▸ **WHAT TO DO**: Output every line of the material exactly, omitting images.

#### DATA LISTING ####

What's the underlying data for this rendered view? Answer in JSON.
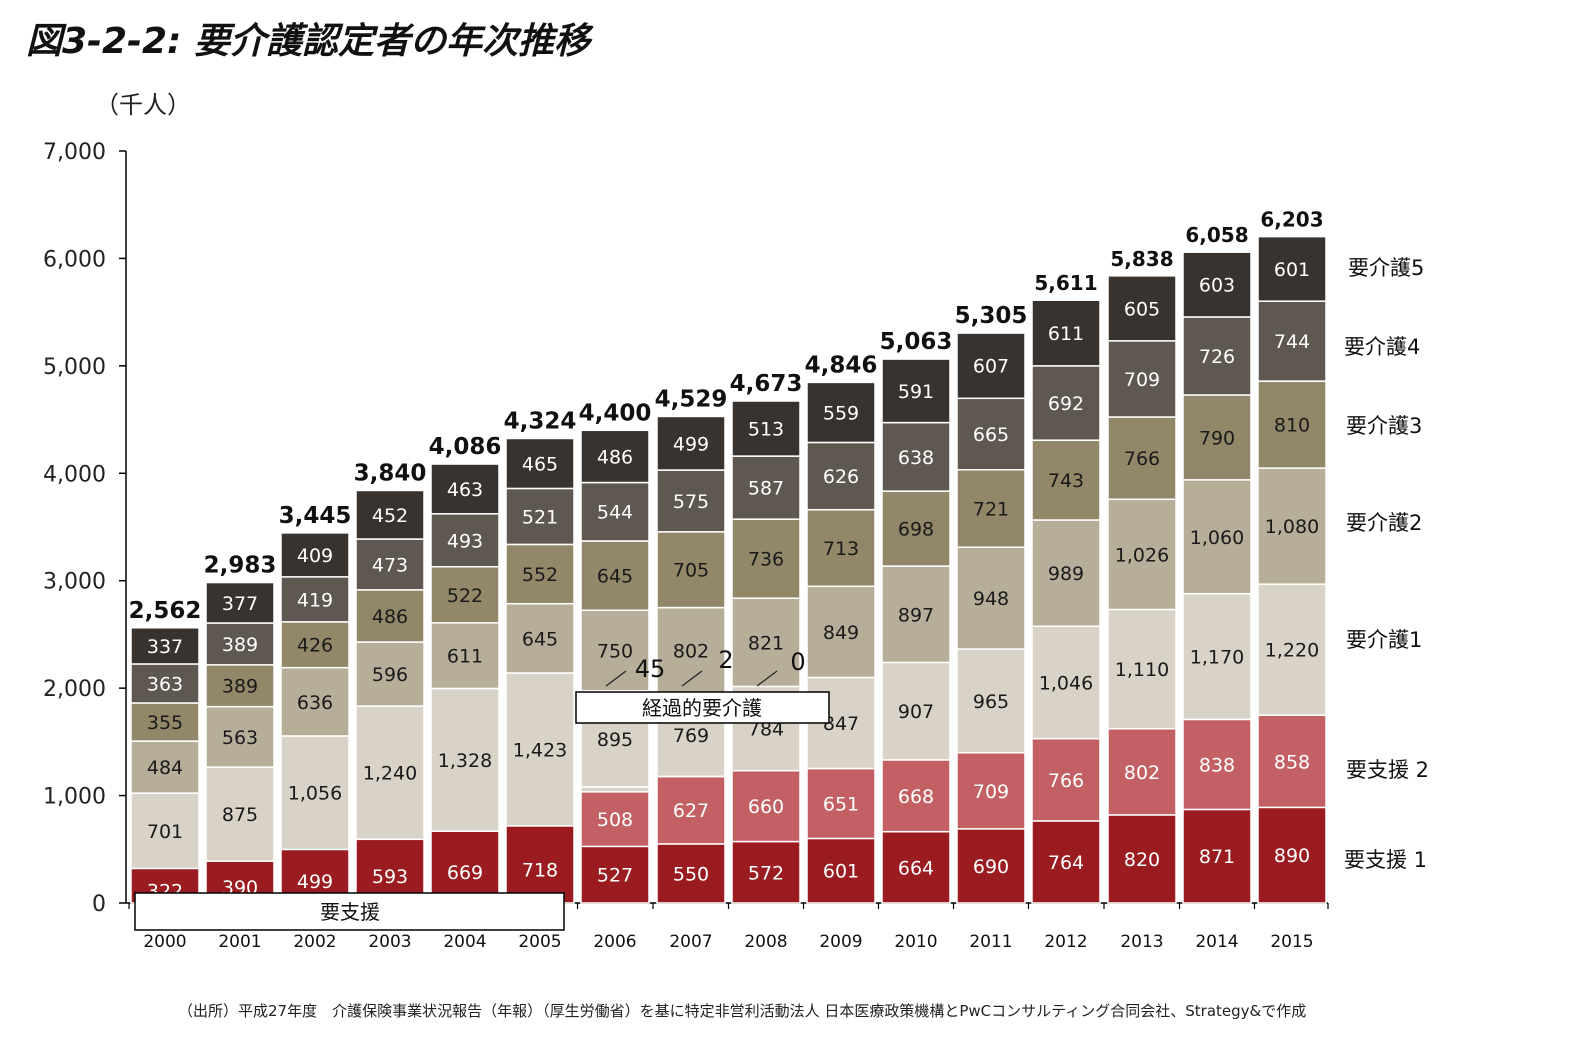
{
  "title": "図3-2-2: 要介護認定者の年次推移",
  "source": "（出所）平成27年度　介護保険事業状況報告（年報）（厚生労働省）を基に特定非営利活動法人 日本医療政策機構とPwCコンサルティング合同会社、Strategy&で作成",
  "colors": {
    "shien1": "#9b1c20",
    "shien2": "#c26063",
    "kaigo1": "#d8d3c6",
    "kaigo2": "#b7ae9a",
    "kaigo3": "#928769",
    "kaigo4": "#5e5850",
    "kaigo5": "#38332e"
  },
  "chart_data": {
    "type": "bar",
    "stacked": true,
    "unit_label": "（千人）",
    "ylim": [
      0,
      7000
    ],
    "yticks": [
      "0",
      "1,000",
      "2,000",
      "3,000",
      "4,000",
      "5,000",
      "6,000",
      "7,000"
    ],
    "categories": [
      "2000",
      "2001",
      "2002",
      "2003",
      "2004",
      "2005",
      "2006",
      "2007",
      "2008",
      "2009",
      "2010",
      "2011",
      "2012",
      "2013",
      "2014",
      "2015"
    ],
    "totals": [
      "2,562",
      "2,983",
      "3,445",
      "3,840",
      "4,086",
      "4,324",
      "4,400",
      "4,529",
      "4,673",
      "4,846",
      "5,063",
      "5,305",
      "5,611",
      "5,838",
      "6,058",
      "6,203"
    ],
    "series_2000_2005": [
      {
        "name": "要支援",
        "color_key": "shien1",
        "values": [
          322,
          390,
          499,
          593,
          669,
          718
        ]
      },
      {
        "name": "要介護1",
        "color_key": "kaigo1",
        "values": [
          701,
          875,
          1056,
          1240,
          1328,
          1423
        ]
      },
      {
        "name": "要介護2",
        "color_key": "kaigo2",
        "values": [
          484,
          563,
          636,
          596,
          611,
          645
        ]
      },
      {
        "name": "要介護3",
        "color_key": "kaigo3",
        "values": [
          355,
          389,
          426,
          486,
          522,
          552
        ]
      },
      {
        "name": "要介護4",
        "color_key": "kaigo4",
        "values": [
          363,
          389,
          419,
          473,
          493,
          521
        ]
      },
      {
        "name": "要介護5",
        "color_key": "kaigo5",
        "values": [
          337,
          377,
          409,
          452,
          463,
          465
        ]
      }
    ],
    "series_2006_2015": [
      {
        "name": "要支援 1",
        "color_key": "shien1",
        "values": [
          527,
          550,
          572,
          601,
          664,
          690,
          764,
          820,
          871,
          890
        ]
      },
      {
        "name": "要支援 2",
        "color_key": "shien2",
        "values": [
          508,
          627,
          660,
          651,
          668,
          709,
          766,
          802,
          838,
          858
        ]
      },
      {
        "name": "経過的要介護",
        "color_key": "kaigo1",
        "values": [
          45,
          2,
          0,
          0,
          0,
          0,
          0,
          0,
          0,
          0
        ]
      },
      {
        "name": "要介護1",
        "color_key": "kaigo1",
        "values": [
          895,
          769,
          784,
          847,
          907,
          965,
          1046,
          1110,
          1170,
          1220
        ]
      },
      {
        "name": "要介護2",
        "color_key": "kaigo2",
        "values": [
          750,
          802,
          821,
          849,
          897,
          948,
          989,
          1026,
          1060,
          1080
        ]
      },
      {
        "name": "要介護3",
        "color_key": "kaigo3",
        "values": [
          645,
          705,
          736,
          713,
          698,
          721,
          743,
          766,
          790,
          810
        ]
      },
      {
        "name": "要介護4",
        "color_key": "kaigo4",
        "values": [
          544,
          575,
          587,
          626,
          638,
          665,
          692,
          709,
          726,
          744
        ]
      },
      {
        "name": "要介護5",
        "color_key": "kaigo5",
        "values": [
          486,
          499,
          513,
          559,
          591,
          607,
          611,
          605,
          603,
          601
        ]
      }
    ],
    "segment_labels_2000_2005": [
      [
        "322",
        "701",
        "484",
        "355",
        "363",
        "337"
      ],
      [
        "390",
        "875",
        "563",
        "389",
        "389",
        "377"
      ],
      [
        "499",
        "1,056",
        "636",
        "426",
        "419",
        "409"
      ],
      [
        "593",
        "1,240",
        "596",
        "486",
        "473",
        "452"
      ],
      [
        "669",
        "1,328",
        "611",
        "522",
        "493",
        "463"
      ],
      [
        "718",
        "1,423",
        "645",
        "552",
        "521",
        "465"
      ]
    ],
    "segment_labels_2006_2015": [
      [
        "527",
        "508",
        "895",
        "750",
        "645",
        "544",
        "486"
      ],
      [
        "550",
        "627",
        "769",
        "802",
        "705",
        "575",
        "499"
      ],
      [
        "572",
        "660",
        "784",
        "821",
        "736",
        "587",
        "513"
      ],
      [
        "601",
        "651",
        "847",
        "849",
        "713",
        "626",
        "559"
      ],
      [
        "664",
        "668",
        "907",
        "897",
        "698",
        "638",
        "591"
      ],
      [
        "690",
        "709",
        "965",
        "948",
        "721",
        "665",
        "607"
      ],
      [
        "764",
        "766",
        "1,046",
        "989",
        "743",
        "692",
        "611"
      ],
      [
        "820",
        "802",
        "1,110",
        "1,026",
        "766",
        "709",
        "605"
      ],
      [
        "871",
        "838",
        "1,170",
        "1,060",
        "790",
        "726",
        "603"
      ],
      [
        "890",
        "858",
        "1,220",
        "1,080",
        "810",
        "744",
        "601"
      ]
    ],
    "transitional_labels": [
      "45",
      "2",
      "0"
    ],
    "legend": [
      "要介護5",
      "要介護4",
      "要介護3",
      "要介護2",
      "要介護1",
      "要支援 2",
      "要支援 1"
    ],
    "annotations": {
      "transitional_box": "経過的要介護",
      "support_box": "要支援"
    }
  }
}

####

▸ **EXERCISE RESULT**:
What's the underlying data for this rendered view? Answer in JSON.
{
  "title": "図3-2-2: 要介護認定者の年次推移",
  "source": "（出所）平成27年度　介護保険事業状況報告（年報）（厚生労働省）を基に特定非営利活動法人 日本医療政策機構とPwCコンサルティング合同会社、Strategy&で作成",
  "colors": {
    "shien1": "#9b1c20",
    "shien2": "#c26063",
    "kaigo1": "#d8d3c6",
    "kaigo2": "#b7ae9a",
    "kaigo3": "#928769",
    "kaigo4": "#5e5850",
    "kaigo5": "#38332e"
  },
  "chart_data": {
    "type": "bar",
    "stacked": true,
    "unit_label": "（千人）",
    "ylim": [
      0,
      7000
    ],
    "yticks": [
      "0",
      "1,000",
      "2,000",
      "3,000",
      "4,000",
      "5,000",
      "6,000",
      "7,000"
    ],
    "categories": [
      "2000",
      "2001",
      "2002",
      "2003",
      "2004",
      "2005",
      "2006",
      "2007",
      "2008",
      "2009",
      "2010",
      "2011",
      "2012",
      "2013",
      "2014",
      "2015"
    ],
    "totals": [
      "2,562",
      "2,983",
      "3,445",
      "3,840",
      "4,086",
      "4,324",
      "4,400",
      "4,529",
      "4,673",
      "4,846",
      "5,063",
      "5,305",
      "5,611",
      "5,838",
      "6,058",
      "6,203"
    ],
    "series_2000_2005": [
      {
        "name": "要支援",
        "color_key": "shien1",
        "values": [
          322,
          390,
          499,
          593,
          669,
          718
        ]
      },
      {
        "name": "要介護1",
        "color_key": "kaigo1",
        "values": [
          701,
          875,
          1056,
          1240,
          1328,
          1423
        ]
      },
      {
        "name": "要介護2",
        "color_key": "kaigo2",
        "values": [
          484,
          563,
          636,
          596,
          611,
          645
        ]
      },
      {
        "name": "要介護3",
        "color_key": "kaigo3",
        "values": [
          355,
          389,
          426,
          486,
          522,
          552
        ]
      },
      {
        "name": "要介護4",
        "color_key": "kaigo4",
        "values": [
          363,
          389,
          419,
          473,
          493,
          521
        ]
      },
      {
        "name": "要介護5",
        "color_key": "kaigo5",
        "values": [
          337,
          377,
          409,
          452,
          463,
          465
        ]
      }
    ],
    "series_2006_2015": [
      {
        "name": "要支援 1",
        "color_key": "shien1",
        "values": [
          527,
          550,
          572,
          601,
          664,
          690,
          764,
          820,
          871,
          890
        ]
      },
      {
        "name": "要支援 2",
        "color_key": "shien2",
        "values": [
          508,
          627,
          660,
          651,
          668,
          709,
          766,
          802,
          838,
          858
        ]
      },
      {
        "name": "経過的要介護",
        "color_key": "kaigo1",
        "values": [
          45,
          2,
          0,
          0,
          0,
          0,
          0,
          0,
          0,
          0
        ]
      },
      {
        "name": "要介護1",
        "color_key": "kaigo1",
        "values": [
          895,
          769,
          784,
          847,
          907,
          965,
          1046,
          1110,
          1170,
          1220
        ]
      },
      {
        "name": "要介護2",
        "color_key": "kaigo2",
        "values": [
          750,
          802,
          821,
          849,
          897,
          948,
          989,
          1026,
          1060,
          1080
        ]
      },
      {
        "name": "要介護3",
        "color_key": "kaigo3",
        "values": [
          645,
          705,
          736,
          713,
          698,
          721,
          743,
          766,
          790,
          810
        ]
      },
      {
        "name": "要介護4",
        "color_key": "kaigo4",
        "values": [
          544,
          575,
          587,
          626,
          638,
          665,
          692,
          709,
          726,
          744
        ]
      },
      {
        "name": "要介護5",
        "color_key": "kaigo5",
        "values": [
          486,
          499,
          513,
          559,
          591,
          607,
          611,
          605,
          603,
          601
        ]
      }
    ],
    "segment_labels_2000_2005": [
      [
        "322",
        "701",
        "484",
        "355",
        "363",
        "337"
      ],
      [
        "390",
        "875",
        "563",
        "389",
        "389",
        "377"
      ],
      [
        "499",
        "1,056",
        "636",
        "426",
        "419",
        "409"
      ],
      [
        "593",
        "1,240",
        "596",
        "486",
        "473",
        "452"
      ],
      [
        "669",
        "1,328",
        "611",
        "522",
        "493",
        "463"
      ],
      [
        "718",
        "1,423",
        "645",
        "552",
        "521",
        "465"
      ]
    ],
    "segment_labels_2006_2015": [
      [
        "527",
        "508",
        "895",
        "750",
        "645",
        "544",
        "486"
      ],
      [
        "550",
        "627",
        "769",
        "802",
        "705",
        "575",
        "499"
      ],
      [
        "572",
        "660",
        "784",
        "821",
        "736",
        "587",
        "513"
      ],
      [
        "601",
        "651",
        "847",
        "849",
        "713",
        "626",
        "559"
      ],
      [
        "664",
        "668",
        "907",
        "897",
        "698",
        "638",
        "591"
      ],
      [
        "690",
        "709",
        "965",
        "948",
        "721",
        "665",
        "607"
      ],
      [
        "764",
        "766",
        "1,046",
        "989",
        "743",
        "692",
        "611"
      ],
      [
        "820",
        "802",
        "1,110",
        "1,026",
        "766",
        "709",
        "605"
      ],
      [
        "871",
        "838",
        "1,170",
        "1,060",
        "790",
        "726",
        "603"
      ],
      [
        "890",
        "858",
        "1,220",
        "1,080",
        "810",
        "744",
        "601"
      ]
    ],
    "transitional_labels": [
      "45",
      "2",
      "0"
    ],
    "legend": [
      "要介護5",
      "要介護4",
      "要介護3",
      "要介護2",
      "要介護1",
      "要支援 2",
      "要支援 1"
    ],
    "annotations": {
      "transitional_box": "経過的要介護",
      "support_box": "要支援"
    }
  }
}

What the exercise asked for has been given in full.